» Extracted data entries
######
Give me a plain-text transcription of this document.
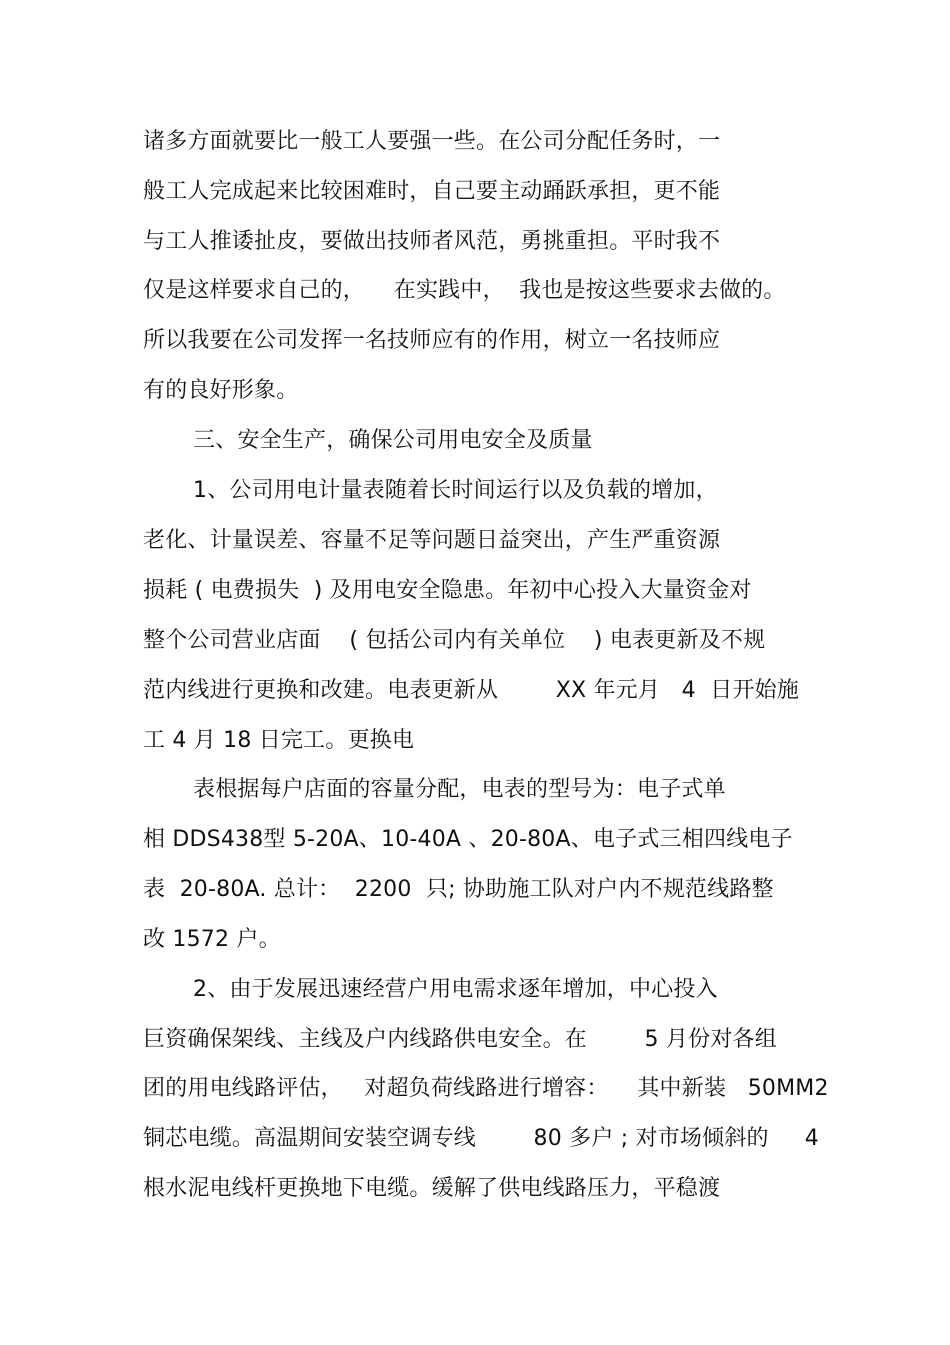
诸多方面就要比一般工人要强一些。在公司分配任务时，一
般工人完成起来比较困难时，自己要主动踊跃承担，更不能
与工人推诿扯皮，要做出技师者风范，勇挑重担。平时我不
仅是这样要求自己的，    在实践中，  我也是按这些要求去做的。
所以我要在公司发挥一名技师应有的作用，树立一名技师应
有的良好形象。
三、安全生产，确保公司用电安全及质量
1、公司用电计量表随着长时间运行以及负载的增加，
老化、计量误差、容量不足等问题日益突出，产生严重资源
损耗 ( 电费损失  ) 及用电安全隐患。年初中心投入大量资金对
整个公司营业店面    ( 包括公司内有关单位    ) 电表更新及不规
范内线进行更换和改建。电表更新从        XX 年元月   4  日开始施
工 4 月 18 日完工。更换电
表根据每户店面的容量分配，电表的型号为：电子式单
相 DDS438型 5-20A、10-40A 、20-80A、电子式三相四线电子
表  20-80A. 总计：  2200  只; 协助施工队对户内不规范线路整
改 1572 户。
2、由于发展迅速经营户用电需求逐年增加，中心投入
巨资确保架线、主线及户内线路供电安全。在        5 月份对各组
团的用电线路评估，   对超负荷线路进行增容：    其中新装   50MM2
铜芯电缆。高温期间安装空调专线        80 多户 ; 对市场倾斜的     4
根水泥电线杆更换地下电缆。缓解了供电线路压力，平稳渡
######
» Set task
Return each line exactly as written. Any picture gets left out.

» Full answer
Give me a plain-text transcription of this document.
诸多方面就要比一般工人要强一些。在公司分配任务时，一
般工人完成起来比较困难时，自己要主动踊跃承担，更不能
与工人推诿扯皮，要做出技师者风范，勇挑重担。平时我不
仅是这样要求自己的，    在实践中，  我也是按这些要求去做的。
所以我要在公司发挥一名技师应有的作用，树立一名技师应
有的良好形象。
三、安全生产，确保公司用电安全及质量
1、公司用电计量表随着长时间运行以及负载的增加，
老化、计量误差、容量不足等问题日益突出，产生严重资源
损耗 ( 电费损失  ) 及用电安全隐患。年初中心投入大量资金对
整个公司营业店面    ( 包括公司内有关单位    ) 电表更新及不规
范内线进行更换和改建。电表更新从        XX 年元月   4  日开始施
工 4 月 18 日完工。更换电
表根据每户店面的容量分配，电表的型号为：电子式单
相 DDS438型 5-20A、10-40A 、20-80A、电子式三相四线电子
表  20-80A. 总计：  2200  只; 协助施工队对户内不规范线路整
改 1572 户。
2、由于发展迅速经营户用电需求逐年增加，中心投入
巨资确保架线、主线及户内线路供电安全。在        5 月份对各组
团的用电线路评估，   对超负荷线路进行增容：    其中新装   50MM2
铜芯电缆。高温期间安装空调专线        80 多户 ; 对市场倾斜的     4
根水泥电线杆更换地下电缆。缓解了供电线路压力，平稳渡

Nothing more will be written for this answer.